Excerpts from a figure dataset:
========================
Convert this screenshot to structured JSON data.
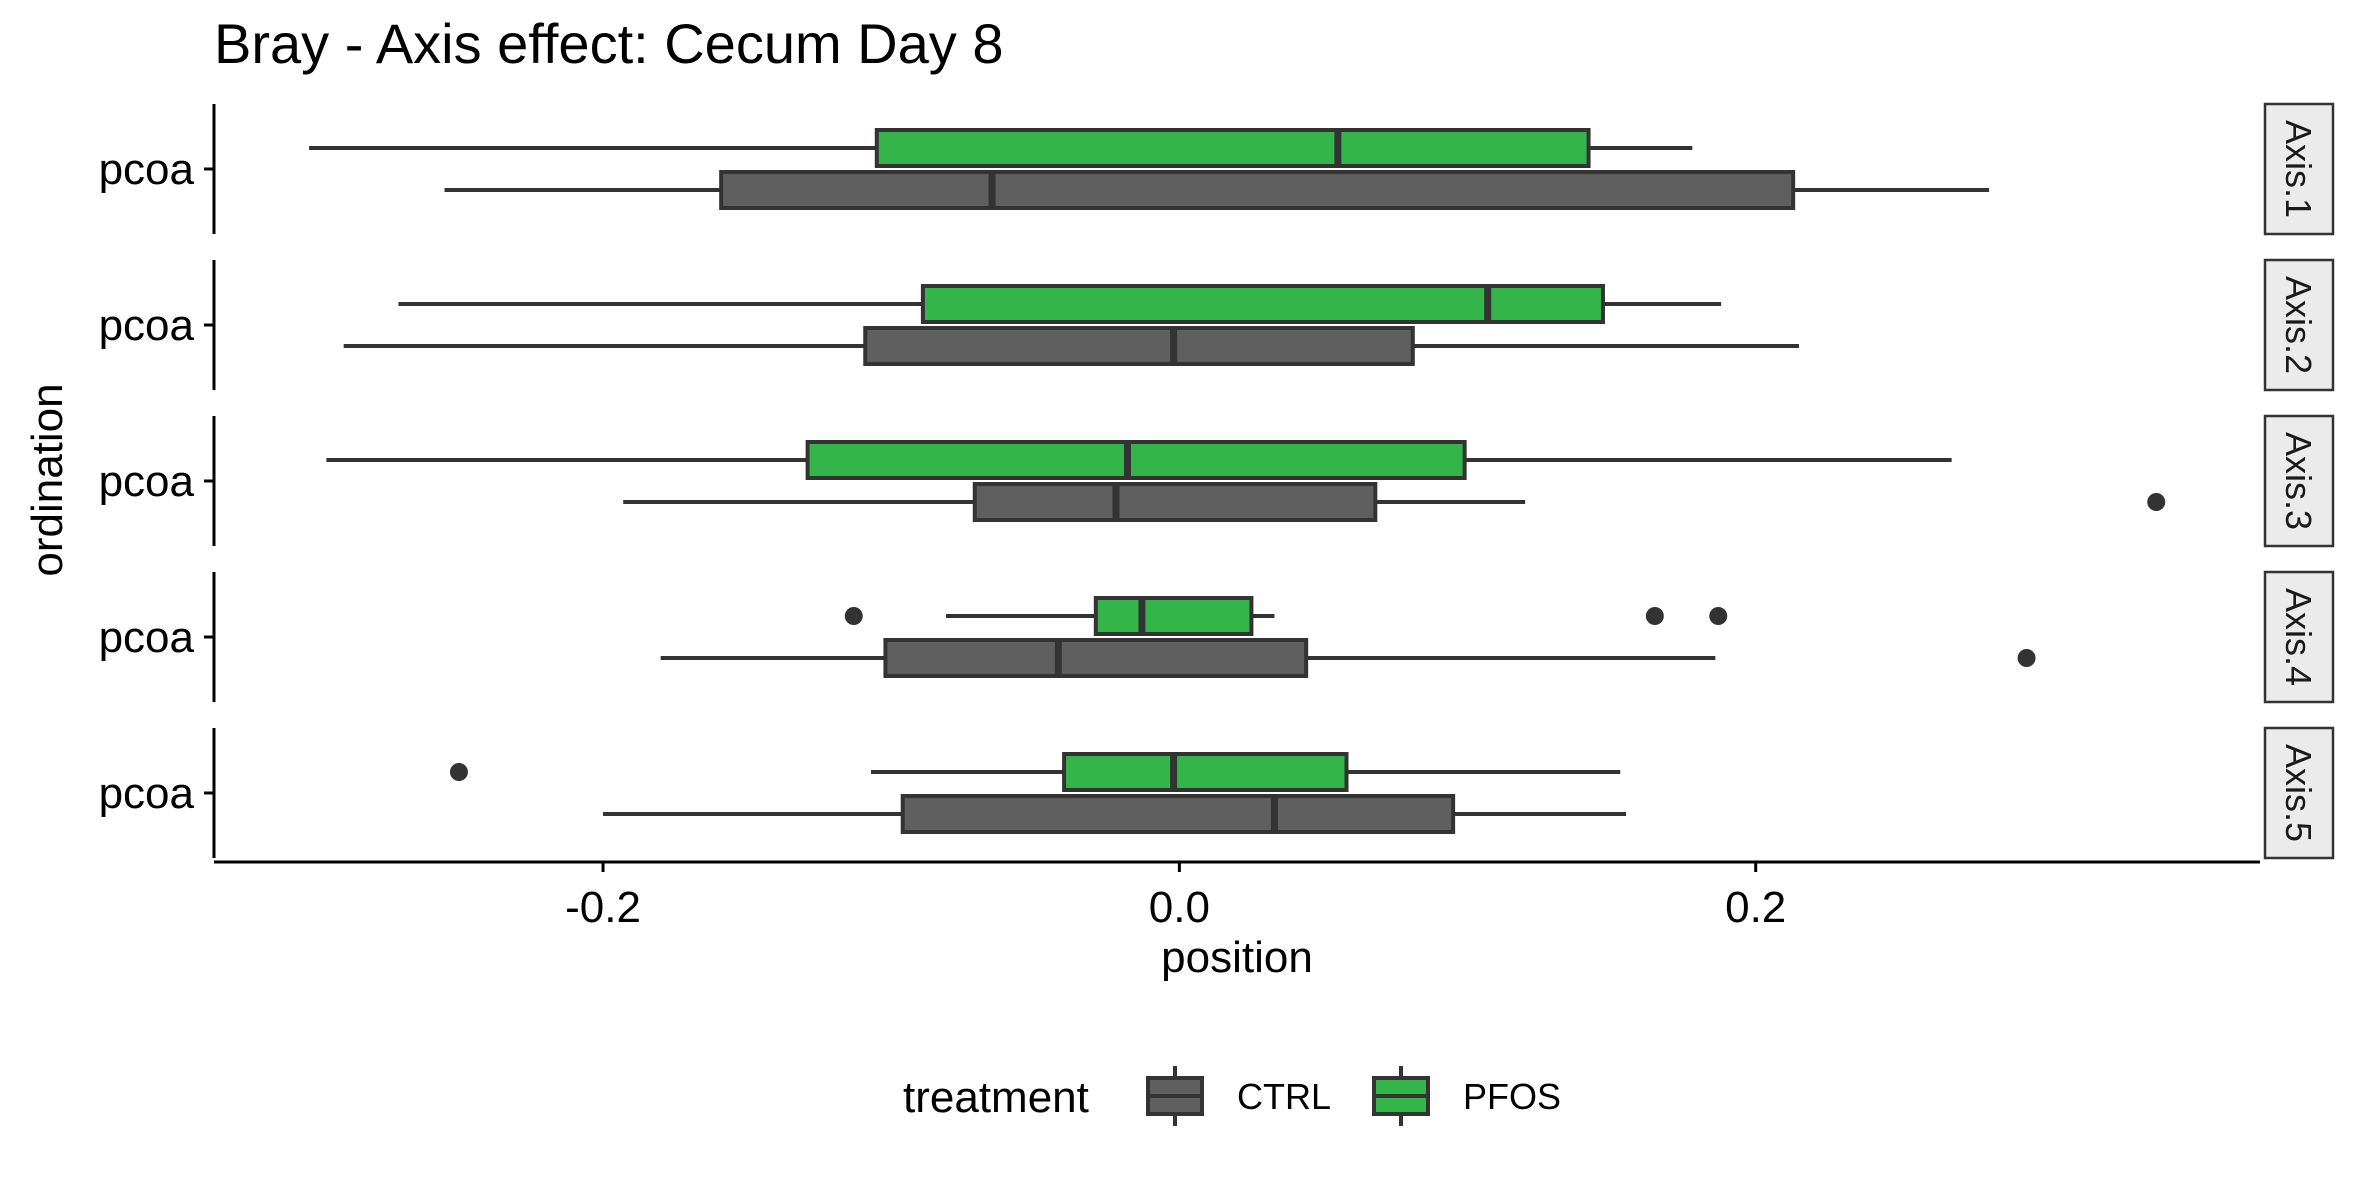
{
  "chart_data": {
    "type": "boxplot",
    "title": "Bray - Axis effect: Cecum Day 8",
    "xlabel": "position",
    "ylabel": "ordination",
    "xlim": [
      -0.335,
      0.375
    ],
    "xticks": [
      -0.2,
      0.0,
      0.2
    ],
    "xtick_labels": [
      "-0.2",
      "0.0",
      "0.2"
    ],
    "legend": {
      "title": "treatment",
      "position": "bottom",
      "entries": [
        {
          "name": "CTRL",
          "color": "#5f5f5f"
        },
        {
          "name": "PFOS",
          "color": "#33b54a"
        }
      ]
    },
    "facets": [
      {
        "strip": "Axis.1",
        "category": "pcoa",
        "boxes": [
          {
            "group": "PFOS",
            "whisker_low": -0.302,
            "q1": -0.105,
            "median": 0.055,
            "q3": 0.142,
            "whisker_high": 0.178,
            "outliers": []
          },
          {
            "group": "CTRL",
            "whisker_low": -0.255,
            "q1": -0.159,
            "median": -0.065,
            "q3": 0.213,
            "whisker_high": 0.281,
            "outliers": []
          }
        ]
      },
      {
        "strip": "Axis.2",
        "category": "pcoa",
        "boxes": [
          {
            "group": "PFOS",
            "whisker_low": -0.271,
            "q1": -0.089,
            "median": 0.107,
            "q3": 0.147,
            "whisker_high": 0.188,
            "outliers": []
          },
          {
            "group": "CTRL",
            "whisker_low": -0.29,
            "q1": -0.109,
            "median": -0.002,
            "q3": 0.081,
            "whisker_high": 0.215,
            "outliers": []
          }
        ]
      },
      {
        "strip": "Axis.3",
        "category": "pcoa",
        "boxes": [
          {
            "group": "PFOS",
            "whisker_low": -0.296,
            "q1": -0.129,
            "median": -0.018,
            "q3": 0.099,
            "whisker_high": 0.268,
            "outliers": []
          },
          {
            "group": "CTRL",
            "whisker_low": -0.193,
            "q1": -0.071,
            "median": -0.022,
            "q3": 0.068,
            "whisker_high": 0.12,
            "outliers": [
              0.339
            ]
          }
        ]
      },
      {
        "strip": "Axis.4",
        "category": "pcoa",
        "boxes": [
          {
            "group": "PFOS",
            "whisker_low": -0.081,
            "q1": -0.029,
            "median": -0.013,
            "q3": 0.025,
            "whisker_high": 0.033,
            "outliers": [
              -0.113,
              0.165,
              0.187
            ]
          },
          {
            "group": "CTRL",
            "whisker_low": -0.18,
            "q1": -0.102,
            "median": -0.042,
            "q3": 0.044,
            "whisker_high": 0.186,
            "outliers": [
              0.294
            ]
          }
        ]
      },
      {
        "strip": "Axis.5",
        "category": "pcoa",
        "boxes": [
          {
            "group": "PFOS",
            "whisker_low": -0.107,
            "q1": -0.04,
            "median": -0.002,
            "q3": 0.058,
            "whisker_high": 0.153,
            "outliers": [
              -0.25
            ]
          },
          {
            "group": "CTRL",
            "whisker_low": -0.2,
            "q1": -0.096,
            "median": 0.033,
            "q3": 0.095,
            "whisker_high": 0.155,
            "outliers": []
          }
        ]
      }
    ],
    "colors": {
      "CTRL": "#5f5f5f",
      "PFOS": "#33b54a",
      "outline": "#333333",
      "strip_fill": "#ebebeb"
    }
  }
}
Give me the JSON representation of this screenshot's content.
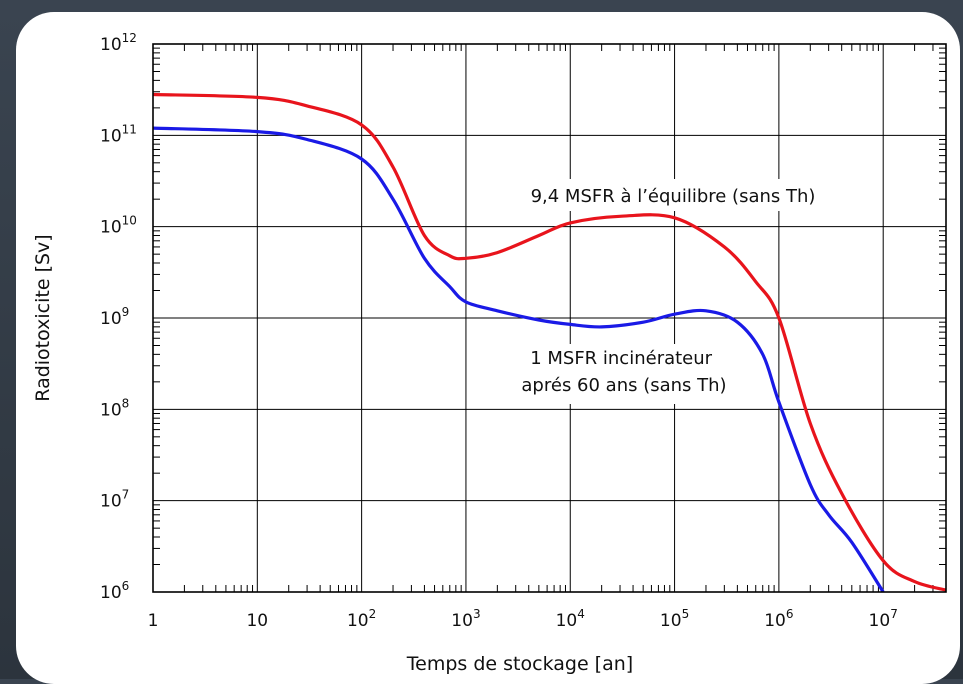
{
  "chart_data": {
    "type": "line",
    "title": "",
    "xlabel": "Temps de stockage [an]",
    "ylabel": "Radiotoxicite [Sv]",
    "xscale": "log",
    "yscale": "log",
    "xlim": [
      1,
      40000000
    ],
    "ylim": [
      1000000,
      1000000000000
    ],
    "grid": true,
    "x_ticks": [
      {
        "value": 1,
        "base": "1",
        "exp": ""
      },
      {
        "value": 10,
        "base": "10",
        "exp": ""
      },
      {
        "value": 100,
        "base": "10",
        "exp": "2"
      },
      {
        "value": 1000,
        "base": "10",
        "exp": "3"
      },
      {
        "value": 10000,
        "base": "10",
        "exp": "4"
      },
      {
        "value": 100000,
        "base": "10",
        "exp": "5"
      },
      {
        "value": 1000000,
        "base": "10",
        "exp": "6"
      },
      {
        "value": 10000000,
        "base": "10",
        "exp": "7"
      }
    ],
    "y_ticks": [
      {
        "value": 1000000,
        "base": "10",
        "exp": "6"
      },
      {
        "value": 10000000,
        "base": "10",
        "exp": "7"
      },
      {
        "value": 100000000,
        "base": "10",
        "exp": "8"
      },
      {
        "value": 1000000000,
        "base": "10",
        "exp": "9"
      },
      {
        "value": 10000000000,
        "base": "10",
        "exp": "10"
      },
      {
        "value": 100000000000,
        "base": "10",
        "exp": "11"
      },
      {
        "value": 1000000000000,
        "base": "10",
        "exp": "12"
      }
    ],
    "series": [
      {
        "name": "9,4 MSFR à l’équilibre (sans Th)",
        "color": "#e8141c",
        "x": [
          1,
          10,
          30,
          100,
          200,
          400,
          700,
          1000,
          2000,
          5000,
          10000,
          30000,
          100000,
          300000,
          600000,
          1000000,
          2000000,
          4000000,
          10000000,
          20000000,
          40000000
        ],
        "y": [
          280000000000,
          260000000000,
          210000000000,
          130000000000,
          45000000000,
          8000000000,
          4800000000,
          4500000000,
          5200000000,
          8000000000,
          11000000000,
          13000000000,
          12500000000,
          6000000000,
          2500000000,
          1000000000,
          70000000,
          12000000,
          2200000,
          1300000,
          1050000
        ]
      },
      {
        "name": "1 MSFR incinérateur aprés 60 ans (sans Th)",
        "color": "#1a1ae6",
        "x": [
          1,
          10,
          30,
          100,
          200,
          400,
          700,
          1000,
          2000,
          5000,
          10000,
          20000,
          50000,
          100000,
          200000,
          400000,
          700000,
          1000000,
          2000000,
          3000000,
          5000000,
          10000000
        ],
        "y": [
          120000000000,
          110000000000,
          90000000000,
          55000000000,
          20000000000,
          4500000000,
          2200000000,
          1500000000,
          1200000000,
          950000000,
          850000000,
          800000000,
          900000000,
          1100000000,
          1200000000,
          900000000,
          400000000,
          120000000,
          15000000,
          7000000,
          3500000,
          1000000
        ]
      }
    ]
  }
}
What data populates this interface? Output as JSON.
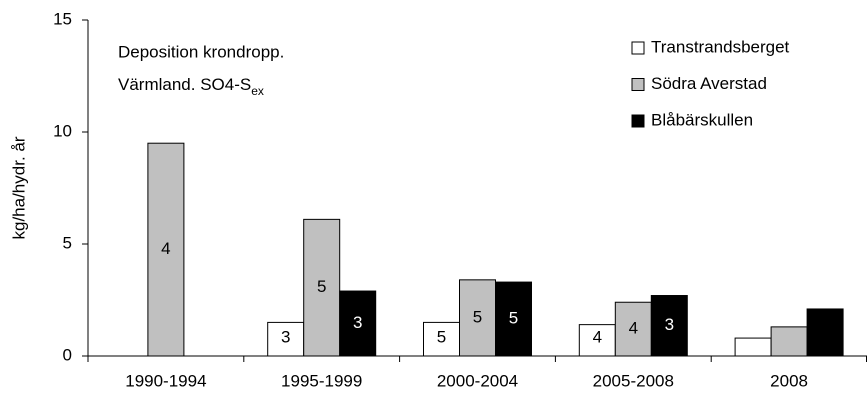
{
  "chart_data": {
    "type": "bar",
    "title_lines": [
      "Deposition krondropp.",
      "Värmland. SO4-S"
    ],
    "title_subscript": "ex",
    "y_label": "kg/ha/hydr. år",
    "categories": [
      "1990-1994",
      "1995-1999",
      "2000-2004",
      "2005-2008",
      "2008"
    ],
    "series": [
      {
        "name": "Transtrandsberget",
        "color": "#ffffff",
        "values": [
          null,
          1.5,
          1.5,
          1.4,
          0.8
        ],
        "n": [
          null,
          3,
          5,
          4,
          null
        ]
      },
      {
        "name": "Södra Averstad",
        "color": "#c0c0c0",
        "values": [
          9.5,
          6.1,
          3.4,
          2.4,
          1.3
        ],
        "n": [
          4,
          5,
          5,
          4,
          null
        ]
      },
      {
        "name": "Blåbärskullen",
        "color": "#000000",
        "values": [
          null,
          2.9,
          3.3,
          2.7,
          2.1
        ],
        "n": [
          null,
          3,
          5,
          3,
          null
        ]
      }
    ],
    "ylim": [
      0,
      15
    ],
    "yticks": [
      0,
      5,
      10,
      15
    ],
    "grid": false,
    "legend": "top-right"
  }
}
========================
### TASK DETAILS
Leave out the pictures and give the listing above again exactly.

### CORRECT ANSWER
Convert this screenshot to structured JSON data.
{
  "chart_data": {
    "type": "boxplot",
    "title": "Bray - Axis effect: Cecum Day 8",
    "xlabel": "position",
    "ylabel": "ordination",
    "xlim": [
      -0.335,
      0.375
    ],
    "xticks": [
      -0.2,
      0.0,
      0.2
    ],
    "xtick_labels": [
      "-0.2",
      "0.0",
      "0.2"
    ],
    "legend": {
      "title": "treatment",
      "position": "bottom",
      "entries": [
        {
          "name": "CTRL",
          "color": "#5f5f5f"
        },
        {
          "name": "PFOS",
          "color": "#33b54a"
        }
      ]
    },
    "facets": [
      {
        "strip": "Axis.1",
        "category": "pcoa",
        "boxes": [
          {
            "group": "PFOS",
            "whisker_low": -0.302,
            "q1": -0.105,
            "median": 0.055,
            "q3": 0.142,
            "whisker_high": 0.178,
            "outliers": []
          },
          {
            "group": "CTRL",
            "whisker_low": -0.255,
            "q1": -0.159,
            "median": -0.065,
            "q3": 0.213,
            "whisker_high": 0.281,
            "outliers": []
          }
        ]
      },
      {
        "strip": "Axis.2",
        "category": "pcoa",
        "boxes": [
          {
            "group": "PFOS",
            "whisker_low": -0.271,
            "q1": -0.089,
            "median": 0.107,
            "q3": 0.147,
            "whisker_high": 0.188,
            "outliers": []
          },
          {
            "group": "CTRL",
            "whisker_low": -0.29,
            "q1": -0.109,
            "median": -0.002,
            "q3": 0.081,
            "whisker_high": 0.215,
            "outliers": []
          }
        ]
      },
      {
        "strip": "Axis.3",
        "category": "pcoa",
        "boxes": [
          {
            "group": "PFOS",
            "whisker_low": -0.296,
            "q1": -0.129,
            "median": -0.018,
            "q3": 0.099,
            "whisker_high": 0.268,
            "outliers": []
          },
          {
            "group": "CTRL",
            "whisker_low": -0.193,
            "q1": -0.071,
            "median": -0.022,
            "q3": 0.068,
            "whisker_high": 0.12,
            "outliers": [
              0.339
            ]
          }
        ]
      },
      {
        "strip": "Axis.4",
        "category": "pcoa",
        "boxes": [
          {
            "group": "PFOS",
            "whisker_low": -0.081,
            "q1": -0.029,
            "median": -0.013,
            "q3": 0.025,
            "whisker_high": 0.033,
            "outliers": [
              -0.113,
              0.165,
              0.187
            ]
          },
          {
            "group": "CTRL",
            "whisker_low": -0.18,
            "q1": -0.102,
            "median": -0.042,
            "q3": 0.044,
            "whisker_high": 0.186,
            "outliers": [
              0.294
            ]
          }
        ]
      },
      {
        "strip": "Axis.5",
        "category": "pcoa",
        "boxes": [
          {
            "group": "PFOS",
            "whisker_low": -0.107,
            "q1": -0.04,
            "median": -0.002,
            "q3": 0.058,
            "whisker_high": 0.153,
            "outliers": [
              -0.25
            ]
          },
          {
            "group": "CTRL",
            "whisker_low": -0.2,
            "q1": -0.096,
            "median": 0.033,
            "q3": 0.095,
            "whisker_high": 0.155,
            "outliers": []
          }
        ]
      }
    ],
    "colors": {
      "CTRL": "#5f5f5f",
      "PFOS": "#33b54a",
      "outline": "#333333",
      "strip_fill": "#ebebeb"
    }
  }
}
Give me the JSON representation of this screenshot's content.
{
  "chart_data": {
    "type": "line",
    "title": "",
    "xlabel": "Temps de stockage [an]",
    "ylabel": "Radiotoxicite [Sv]",
    "xscale": "log",
    "yscale": "log",
    "xlim": [
      1,
      40000000
    ],
    "ylim": [
      1000000,
      1000000000000
    ],
    "grid": true,
    "x_ticks": [
      {
        "value": 1,
        "base": "1",
        "exp": ""
      },
      {
        "value": 10,
        "base": "10",
        "exp": ""
      },
      {
        "value": 100,
        "base": "10",
        "exp": "2"
      },
      {
        "value": 1000,
        "base": "10",
        "exp": "3"
      },
      {
        "value": 10000,
        "base": "10",
        "exp": "4"
      },
      {
        "value": 100000,
        "base": "10",
        "exp": "5"
      },
      {
        "value": 1000000,
        "base": "10",
        "exp": "6"
      },
      {
        "value": 10000000,
        "base": "10",
        "exp": "7"
      }
    ],
    "y_ticks": [
      {
        "value": 1000000,
        "base": "10",
        "exp": "6"
      },
      {
        "value": 10000000,
        "base": "10",
        "exp": "7"
      },
      {
        "value": 100000000,
        "base": "10",
        "exp": "8"
      },
      {
        "value": 1000000000,
        "base": "10",
        "exp": "9"
      },
      {
        "value": 10000000000,
        "base": "10",
        "exp": "10"
      },
      {
        "value": 100000000000,
        "base": "10",
        "exp": "11"
      },
      {
        "value": 1000000000000,
        "base": "10",
        "exp": "12"
      }
    ],
    "series": [
      {
        "name": "9,4 MSFR à l’équilibre (sans Th)",
        "color": "#e8141c",
        "x": [
          1,
          10,
          30,
          100,
          200,
          400,
          700,
          1000,
          2000,
          5000,
          10000,
          30000,
          100000,
          300000,
          600000,
          1000000,
          2000000,
          4000000,
          10000000,
          20000000,
          40000000
        ],
        "y": [
          280000000000,
          260000000000,
          210000000000,
          130000000000,
          45000000000,
          8000000000,
          4800000000,
          4500000000,
          5200000000,
          8000000000,
          11000000000,
          13000000000,
          12500000000,
          6000000000,
          2500000000,
          1000000000,
          70000000,
          12000000,
          2200000,
          1300000,
          1050000
        ]
      },
      {
        "name": "1 MSFR incinérateur aprés 60 ans (sans Th)",
        "color": "#1a1ae6",
        "x": [
          1,
          10,
          30,
          100,
          200,
          400,
          700,
          1000,
          2000,
          5000,
          10000,
          20000,
          50000,
          100000,
          200000,
          400000,
          700000,
          1000000,
          2000000,
          3000000,
          5000000,
          10000000
        ],
        "y": [
          120000000000,
          110000000000,
          90000000000,
          55000000000,
          20000000000,
          4500000000,
          2200000000,
          1500000000,
          1200000000,
          950000000,
          850000000,
          800000000,
          900000000,
          1100000000,
          1200000000,
          900000000,
          400000000,
          120000000,
          15000000,
          7000000,
          3500000,
          1000000
        ]
      }
    ]
  }
}
What data populates this interface? Output as JSON.
{
  "chart_data": {
    "type": "bar",
    "title_lines": [
      "Deposition krondropp.",
      "Värmland. SO4-S"
    ],
    "title_subscript": "ex",
    "y_label": "kg/ha/hydr. år",
    "categories": [
      "1990-1994",
      "1995-1999",
      "2000-2004",
      "2005-2008",
      "2008"
    ],
    "series": [
      {
        "name": "Transtrandsberget",
        "color": "#ffffff",
        "values": [
          null,
          1.5,
          1.5,
          1.4,
          0.8
        ],
        "n": [
          null,
          3,
          5,
          4,
          null
        ]
      },
      {
        "name": "Södra Averstad",
        "color": "#c0c0c0",
        "values": [
          9.5,
          6.1,
          3.4,
          2.4,
          1.3
        ],
        "n": [
          4,
          5,
          5,
          4,
          null
        ]
      },
      {
        "name": "Blåbärskullen",
        "color": "#000000",
        "values": [
          null,
          2.9,
          3.3,
          2.7,
          2.1
        ],
        "n": [
          null,
          3,
          5,
          3,
          null
        ]
      }
    ],
    "ylim": [
      0,
      15
    ],
    "yticks": [
      0,
      5,
      10,
      15
    ],
    "grid": false,
    "legend": "top-right"
  }
}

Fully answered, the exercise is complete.